Items from a data source:
+ + + + + + +

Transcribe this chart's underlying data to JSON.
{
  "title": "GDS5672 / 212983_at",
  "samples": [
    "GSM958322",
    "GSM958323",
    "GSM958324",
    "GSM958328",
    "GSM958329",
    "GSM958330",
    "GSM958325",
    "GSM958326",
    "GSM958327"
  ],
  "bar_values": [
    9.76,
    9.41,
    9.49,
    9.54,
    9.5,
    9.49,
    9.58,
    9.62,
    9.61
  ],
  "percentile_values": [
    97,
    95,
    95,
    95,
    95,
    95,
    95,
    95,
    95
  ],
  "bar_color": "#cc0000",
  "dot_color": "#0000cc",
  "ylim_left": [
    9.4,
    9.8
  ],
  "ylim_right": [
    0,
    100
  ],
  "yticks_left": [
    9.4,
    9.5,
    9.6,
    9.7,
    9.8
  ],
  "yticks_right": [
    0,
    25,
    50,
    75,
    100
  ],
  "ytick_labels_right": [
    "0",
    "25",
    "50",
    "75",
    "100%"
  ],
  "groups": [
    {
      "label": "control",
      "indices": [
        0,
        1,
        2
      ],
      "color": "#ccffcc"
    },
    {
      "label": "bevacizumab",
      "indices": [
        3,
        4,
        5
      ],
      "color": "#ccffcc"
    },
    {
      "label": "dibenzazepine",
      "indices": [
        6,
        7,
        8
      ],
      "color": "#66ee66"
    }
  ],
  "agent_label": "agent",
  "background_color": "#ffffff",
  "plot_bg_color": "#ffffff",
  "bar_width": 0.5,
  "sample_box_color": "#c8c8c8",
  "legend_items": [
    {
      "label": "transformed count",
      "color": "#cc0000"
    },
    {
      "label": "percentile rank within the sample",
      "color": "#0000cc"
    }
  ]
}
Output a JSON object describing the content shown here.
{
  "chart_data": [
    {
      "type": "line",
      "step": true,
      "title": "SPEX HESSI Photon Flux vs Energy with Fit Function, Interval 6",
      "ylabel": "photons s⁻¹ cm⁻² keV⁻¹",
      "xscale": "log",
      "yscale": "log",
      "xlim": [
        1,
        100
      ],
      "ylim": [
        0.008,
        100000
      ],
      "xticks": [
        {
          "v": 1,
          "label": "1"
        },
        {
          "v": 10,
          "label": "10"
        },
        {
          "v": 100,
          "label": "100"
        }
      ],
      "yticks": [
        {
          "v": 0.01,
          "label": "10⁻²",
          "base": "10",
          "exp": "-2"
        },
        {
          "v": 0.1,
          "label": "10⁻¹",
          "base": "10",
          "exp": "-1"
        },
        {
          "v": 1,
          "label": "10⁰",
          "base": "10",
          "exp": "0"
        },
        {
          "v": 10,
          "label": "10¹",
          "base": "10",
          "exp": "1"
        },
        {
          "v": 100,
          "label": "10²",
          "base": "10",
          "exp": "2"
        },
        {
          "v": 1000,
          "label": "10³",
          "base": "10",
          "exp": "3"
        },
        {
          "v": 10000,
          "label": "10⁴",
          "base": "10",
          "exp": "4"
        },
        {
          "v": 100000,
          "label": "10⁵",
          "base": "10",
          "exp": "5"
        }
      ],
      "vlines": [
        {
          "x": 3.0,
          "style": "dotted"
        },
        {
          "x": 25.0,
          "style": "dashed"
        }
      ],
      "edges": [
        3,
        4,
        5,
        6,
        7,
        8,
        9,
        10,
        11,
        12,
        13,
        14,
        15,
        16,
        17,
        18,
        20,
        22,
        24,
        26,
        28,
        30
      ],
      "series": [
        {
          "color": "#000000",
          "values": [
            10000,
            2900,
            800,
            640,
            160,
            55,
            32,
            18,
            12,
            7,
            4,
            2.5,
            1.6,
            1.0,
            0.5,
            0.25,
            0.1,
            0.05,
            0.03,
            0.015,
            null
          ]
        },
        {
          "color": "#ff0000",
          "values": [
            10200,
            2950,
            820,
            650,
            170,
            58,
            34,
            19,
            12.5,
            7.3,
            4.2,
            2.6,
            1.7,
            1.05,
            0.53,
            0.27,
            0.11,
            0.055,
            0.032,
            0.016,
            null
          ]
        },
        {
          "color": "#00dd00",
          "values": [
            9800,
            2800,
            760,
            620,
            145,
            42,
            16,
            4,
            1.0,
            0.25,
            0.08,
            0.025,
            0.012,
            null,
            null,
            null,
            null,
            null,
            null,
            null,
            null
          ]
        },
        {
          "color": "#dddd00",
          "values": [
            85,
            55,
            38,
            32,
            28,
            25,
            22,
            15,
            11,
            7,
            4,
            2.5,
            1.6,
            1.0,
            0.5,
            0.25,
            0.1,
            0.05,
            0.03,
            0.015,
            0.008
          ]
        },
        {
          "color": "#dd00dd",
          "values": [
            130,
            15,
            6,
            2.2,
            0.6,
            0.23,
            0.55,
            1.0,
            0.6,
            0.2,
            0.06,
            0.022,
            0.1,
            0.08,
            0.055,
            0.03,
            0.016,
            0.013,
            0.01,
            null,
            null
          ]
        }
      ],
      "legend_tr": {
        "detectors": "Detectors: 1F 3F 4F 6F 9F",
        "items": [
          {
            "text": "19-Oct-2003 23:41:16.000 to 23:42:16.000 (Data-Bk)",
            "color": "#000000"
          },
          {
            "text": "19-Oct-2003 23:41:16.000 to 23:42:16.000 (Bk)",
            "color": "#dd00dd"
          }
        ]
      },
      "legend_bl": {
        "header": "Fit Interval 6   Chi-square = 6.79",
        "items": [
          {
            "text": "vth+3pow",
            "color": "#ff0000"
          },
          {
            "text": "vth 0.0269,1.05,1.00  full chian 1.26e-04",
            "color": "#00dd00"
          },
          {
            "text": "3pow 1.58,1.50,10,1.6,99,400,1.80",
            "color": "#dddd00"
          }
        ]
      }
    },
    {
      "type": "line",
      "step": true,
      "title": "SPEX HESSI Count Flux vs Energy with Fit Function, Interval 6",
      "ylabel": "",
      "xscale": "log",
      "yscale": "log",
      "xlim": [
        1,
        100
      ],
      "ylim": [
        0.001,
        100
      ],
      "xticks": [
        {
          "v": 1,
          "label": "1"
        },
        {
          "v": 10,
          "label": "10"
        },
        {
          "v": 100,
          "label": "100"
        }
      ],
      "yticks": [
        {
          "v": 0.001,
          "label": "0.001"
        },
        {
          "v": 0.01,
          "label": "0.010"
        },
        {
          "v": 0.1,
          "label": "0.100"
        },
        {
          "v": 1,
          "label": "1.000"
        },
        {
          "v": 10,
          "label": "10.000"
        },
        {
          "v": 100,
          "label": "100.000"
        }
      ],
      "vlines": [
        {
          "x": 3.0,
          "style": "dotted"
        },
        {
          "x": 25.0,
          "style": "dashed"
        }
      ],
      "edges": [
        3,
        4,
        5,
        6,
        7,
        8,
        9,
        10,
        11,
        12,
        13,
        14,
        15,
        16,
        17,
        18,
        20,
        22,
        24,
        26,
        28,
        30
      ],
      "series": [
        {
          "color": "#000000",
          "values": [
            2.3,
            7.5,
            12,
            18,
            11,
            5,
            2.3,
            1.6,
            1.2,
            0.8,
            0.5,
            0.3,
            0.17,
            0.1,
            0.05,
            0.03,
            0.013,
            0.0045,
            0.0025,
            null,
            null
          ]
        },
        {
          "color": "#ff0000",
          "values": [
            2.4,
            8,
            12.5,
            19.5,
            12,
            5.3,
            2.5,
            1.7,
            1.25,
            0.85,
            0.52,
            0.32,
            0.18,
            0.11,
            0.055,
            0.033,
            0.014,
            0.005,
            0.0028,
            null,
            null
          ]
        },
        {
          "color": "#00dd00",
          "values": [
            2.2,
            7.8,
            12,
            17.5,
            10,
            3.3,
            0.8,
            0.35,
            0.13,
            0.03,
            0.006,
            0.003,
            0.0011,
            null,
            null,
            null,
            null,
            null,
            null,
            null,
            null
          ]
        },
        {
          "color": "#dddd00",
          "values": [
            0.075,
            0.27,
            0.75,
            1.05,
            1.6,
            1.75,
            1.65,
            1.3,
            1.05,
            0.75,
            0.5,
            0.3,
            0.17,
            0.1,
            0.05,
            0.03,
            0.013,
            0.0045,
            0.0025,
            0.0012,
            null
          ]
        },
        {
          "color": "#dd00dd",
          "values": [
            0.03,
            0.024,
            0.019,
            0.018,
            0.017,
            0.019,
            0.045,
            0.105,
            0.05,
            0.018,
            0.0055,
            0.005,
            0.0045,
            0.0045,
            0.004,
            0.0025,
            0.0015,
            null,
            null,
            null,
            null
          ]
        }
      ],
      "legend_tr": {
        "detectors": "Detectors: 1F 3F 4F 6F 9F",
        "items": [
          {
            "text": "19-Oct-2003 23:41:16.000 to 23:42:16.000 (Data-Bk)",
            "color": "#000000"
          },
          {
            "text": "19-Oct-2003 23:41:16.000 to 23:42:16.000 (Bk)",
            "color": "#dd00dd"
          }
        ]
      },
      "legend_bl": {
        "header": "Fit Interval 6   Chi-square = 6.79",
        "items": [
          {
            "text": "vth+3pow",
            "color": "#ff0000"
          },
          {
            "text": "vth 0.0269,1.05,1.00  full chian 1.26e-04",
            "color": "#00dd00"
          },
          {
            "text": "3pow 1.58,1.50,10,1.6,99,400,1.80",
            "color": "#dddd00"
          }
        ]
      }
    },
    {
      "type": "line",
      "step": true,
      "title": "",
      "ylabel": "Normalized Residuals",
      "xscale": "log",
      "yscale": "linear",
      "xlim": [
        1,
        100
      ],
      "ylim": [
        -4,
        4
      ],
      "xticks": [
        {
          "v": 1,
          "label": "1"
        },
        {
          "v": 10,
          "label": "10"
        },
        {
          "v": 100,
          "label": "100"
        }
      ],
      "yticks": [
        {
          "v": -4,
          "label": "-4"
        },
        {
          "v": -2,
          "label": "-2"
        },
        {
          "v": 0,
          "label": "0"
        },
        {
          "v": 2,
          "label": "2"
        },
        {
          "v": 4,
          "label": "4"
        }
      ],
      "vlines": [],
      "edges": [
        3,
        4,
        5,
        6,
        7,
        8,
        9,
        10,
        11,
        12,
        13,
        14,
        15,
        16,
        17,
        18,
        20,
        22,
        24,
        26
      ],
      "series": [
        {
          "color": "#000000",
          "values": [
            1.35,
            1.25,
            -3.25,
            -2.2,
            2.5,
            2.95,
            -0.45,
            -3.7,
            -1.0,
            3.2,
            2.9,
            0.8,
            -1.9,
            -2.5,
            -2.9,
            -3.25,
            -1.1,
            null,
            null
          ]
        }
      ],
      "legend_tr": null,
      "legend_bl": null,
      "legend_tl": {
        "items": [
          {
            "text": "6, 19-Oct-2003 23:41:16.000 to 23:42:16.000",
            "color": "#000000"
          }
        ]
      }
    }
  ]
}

+ + + + + + +

EXERCISE AIM - Return the lines of the records that include the string "ylabel".

TASK SOLUTION -
      "ylabel": "photons s⁻¹ cm⁻² keV⁻¹",
      "ylabel": "",
      "ylabel": "Normalized Residuals",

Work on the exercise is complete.